[Items from a dataset]
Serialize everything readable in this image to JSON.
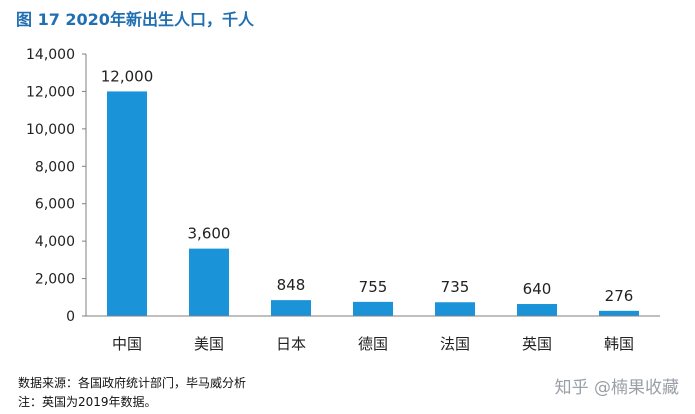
{
  "title": "图 17  2020年新出生人口，千人",
  "chart_data": {
    "type": "bar",
    "title": "图 17  2020年新出生人口，千人",
    "categories": [
      "中国",
      "美国",
      "日本",
      "德国",
      "法国",
      "英国",
      "韩国"
    ],
    "values": [
      12000,
      3600,
      848,
      755,
      735,
      640,
      276
    ],
    "data_labels": [
      "12,000",
      "3,600",
      "848",
      "755",
      "735",
      "640",
      "276"
    ],
    "yticks": [
      "0",
      "2,000",
      "4,000",
      "6,000",
      "8,000",
      "10,000",
      "12,000",
      "14,000"
    ],
    "ylim": [
      0,
      14000
    ],
    "bar_color": "#1a93d9",
    "grid": false,
    "legend": "none"
  },
  "footnotes": {
    "source": "数据来源：各国政府统计部门，毕马威分析",
    "note": "注：英国为2019年数据。"
  },
  "watermark": "知乎 @楠果收藏"
}
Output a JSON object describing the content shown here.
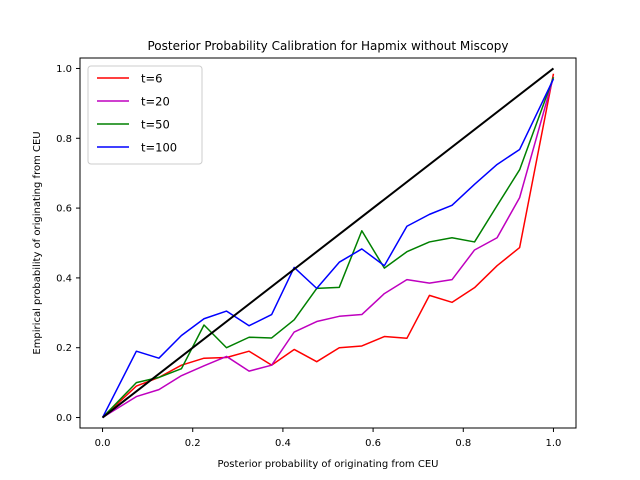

Task goal: Transcribe every line in the entries above, taking out only the images.

Exercise answer:
Serialize everything readable in this image to JSON.
{
  "title": "图 17  2020年新出生人口，千人",
  "chart_data": {
    "type": "bar",
    "title": "图 17  2020年新出生人口，千人",
    "categories": [
      "中国",
      "美国",
      "日本",
      "德国",
      "法国",
      "英国",
      "韩国"
    ],
    "values": [
      12000,
      3600,
      848,
      755,
      735,
      640,
      276
    ],
    "data_labels": [
      "12,000",
      "3,600",
      "848",
      "755",
      "735",
      "640",
      "276"
    ],
    "yticks": [
      "0",
      "2,000",
      "4,000",
      "6,000",
      "8,000",
      "10,000",
      "12,000",
      "14,000"
    ],
    "ylim": [
      0,
      14000
    ],
    "bar_color": "#1a93d9",
    "grid": false,
    "legend": "none"
  },
  "footnotes": {
    "source": "数据来源：各国政府统计部门，毕马威分析",
    "note": "注：英国为2019年数据。"
  },
  "watermark": "知乎 @楠果收藏"
}
Output a JSON object describing the content shown here.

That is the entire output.